_Belge Alıntısı_
+===+

Danıştay Vergi Dava Daireleri Kurulu 2020 tarihli kararı ile ilk derece mahkemesinin “… Bu durumda, mali müşavirlerin, üçüncü kişilerden defter ve belge istemek suretiyle karşıt inceleme yapma yetkilerinin bulunmadığı, inceleme yapma yetkilerinin, ancak, vergilendirmeye esas alınan belge, kayıt düzeni ve matrah tespitinde dikkate alınması gerekli işlemlerin, muhasebe usul ve esasları ile kanunlarda belirtilen düzenlemelere uygunluğu konusunda biçimsel inceleme yapmaktan ibaret olduğu tartışmasızdır. Dolayısıyla mali müşavirlerin sahip olmadıkları yetkinin kullanılmamasından dolayı sorumlu tutulması hukuken mümkün bulunmadığından davacı adına düzenlenen dava konusu ödeme emrinde hukuka uygunluk bulunmamaktadır.” gerekçeleri ile verdiği ısrar kararının hukuka uygun olduğuna karar vermiştir.

+===+

_Kayıtlı Veriler_
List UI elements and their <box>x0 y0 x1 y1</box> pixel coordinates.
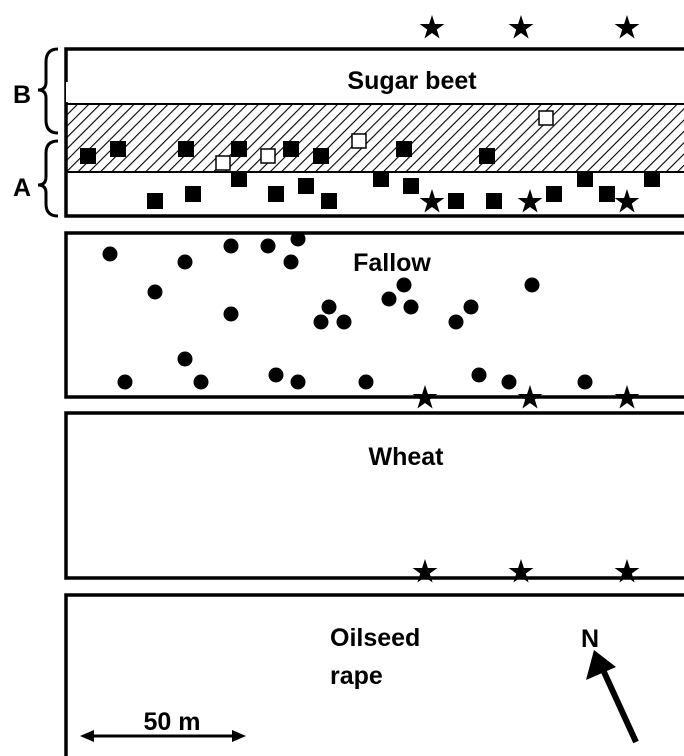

+===+

_Görev 1_
Mali müşavirlerin yetkisine ilişkin yukarıdaki metne göre şu ifadeler doğru mu: (a) Mali müşavirlerin üçüncü kişilerden defter ve belge isteyerek karşıt inceleme yapma yetkisi vardır; (b) Kurul, ilk derece mahkemesinin ısrar kararını hukuka uygun bulmuştur; (c) Söz konusu Kurul kararı 2019 tarihlidir? Her biri için evet ya da hayır deyip metinden belirleyici sözleri aynen alıntılar mısınız?
_Görev 2_
Mali müşavirlerin yetkisine ilişkin metindeki "Danıştay Vergi Dava Daireleri Kurulu 2020 tarihli kararı ile" diye başlayan paragrafı, ana bilgileri koruyarak madde listesi hâlinde yeniden yazar mısınız?
_Görev 3_
Mali müşavirlerin yetkisine ilişkin metni iki cümlede nasıl özetlersiniz?

_Yanıt 1_
(a) Hayır: "mali müşavirlerin, üçüncü kişilerden defter ve belge istemek suretiyle karşıt inceleme yapma yetkilerinin bulunmadığı"
(b) Evet: "verdiği ısrar kararının hukuka uygun olduğuna karar vermiştir"
(c) Hayır: "Danıştay Vergi Dava Daireleri Kurulu 2020 tarihli kararı ile"

_Yanıt 2_
- Danıştay Vergi Dava Daireleri Kurulu, 2020 tarihli kararıyla ilk derece mahkemesinin ısrar kararını hukuka uygun buldu.
- Mahkemeye göre mali müşavirler, üçüncü kişilerden defter ve belge isteyerek karşıt inceleme yapamaz.
- Mali müşavirlerin inceleme yetkisi, vergilendirmeye esas alınan belge, kayıt düzeni ve matrah tespitiyle ilgili işlemlerin muhasebe usul ve esaslarına ve kanunlara uygunluğunu biçimsel olarak incelemekle sınırlıdır.
- Sahip olmadıkları bir yetkiyi kullanmadıkları için sorumlu tutulmaları hukuken mümkün değildir.
- Bu nedenle davacı adına düzenlenen ödeme emri hukuka uygun değildir.

_Yanıt 3_
Danıştay Vergi Dava Daireleri Kurulu, 2020 tarihli kararıyla ilk derece mahkemesinin ısrar kararını hukuka uygun bulmuştur. Bu ısrar kararına göre mali müşavirlerin karşıt inceleme yetkisi bulunmadığından, yalnızca biçimsel inceleme yapabilen müşavirler bu yetkiyi kullanmadıkları için sorumlu tutulamaz ve davacı adına düzenlenen ödeme emri hukuka aykırıdır.